** Brief **
Could you write out the records below exactly as they appear?

** Records to process **
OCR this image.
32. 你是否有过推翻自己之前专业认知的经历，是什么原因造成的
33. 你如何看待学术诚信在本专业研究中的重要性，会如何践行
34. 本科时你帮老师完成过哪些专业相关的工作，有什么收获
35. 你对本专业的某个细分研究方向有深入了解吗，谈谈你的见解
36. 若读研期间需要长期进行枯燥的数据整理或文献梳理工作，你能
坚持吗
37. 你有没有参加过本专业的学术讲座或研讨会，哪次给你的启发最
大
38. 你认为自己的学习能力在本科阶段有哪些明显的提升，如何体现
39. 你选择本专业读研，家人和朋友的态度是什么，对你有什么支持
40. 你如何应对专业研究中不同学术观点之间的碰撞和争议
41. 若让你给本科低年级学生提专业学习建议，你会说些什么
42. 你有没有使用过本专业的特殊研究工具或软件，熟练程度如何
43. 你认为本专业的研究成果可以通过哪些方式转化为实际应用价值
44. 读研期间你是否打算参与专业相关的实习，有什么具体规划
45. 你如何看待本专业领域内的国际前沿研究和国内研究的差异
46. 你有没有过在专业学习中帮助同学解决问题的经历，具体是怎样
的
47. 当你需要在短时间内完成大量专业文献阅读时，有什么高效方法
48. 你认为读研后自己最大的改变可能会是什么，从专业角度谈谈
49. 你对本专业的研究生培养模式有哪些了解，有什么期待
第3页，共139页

** Solution for this exercise **
OCR this image.
32. 你是否有过推翻自己之前专业认知的经历，是什么原因造成的
33. 你如何看待学术诚信在本专业研究中的重要性，会如何践行
34. 本科时你帮老师完成过哪些专业相关的工作，有什么收获
35. 你对本专业的某个细分研究方向有深入了解吗，谈谈你的见解
36. 若读研期间需要长期进行枯燥的数据整理或文献梳理工作，你能
坚持吗
37. 你有没有参加过本专业的学术讲座或研讨会，哪次给你的启发最
大
38. 你认为自己的学习能力在本科阶段有哪些明显的提升，如何体现
39. 你选择本专业读研，家人和朋友的态度是什么，对你有什么支持
40. 你如何应对专业研究中不同学术观点之间的碰撞和争议
41. 若让你给本科低年级学生提专业学习建议，你会说些什么
42. 你有没有使用过本专业的特殊研究工具或软件，熟练程度如何
43. 你认为本专业的研究成果可以通过哪些方式转化为实际应用价值
44. 读研期间你是否打算参与专业相关的实习，有什么具体规划
45. 你如何看待本专业领域内的国际前沿研究和国内研究的差异
46. 你有没有过在专业学习中帮助同学解决问题的经历，具体是怎样
的
47. 当你需要在短时间内完成大量专业文献阅读时，有什么高效方法
48. 你认为读研后自己最大的改变可能会是什么，从专业角度谈谈
49. 你对本专业的研究生培养模式有哪些了解，有什么期待
第3页，共139页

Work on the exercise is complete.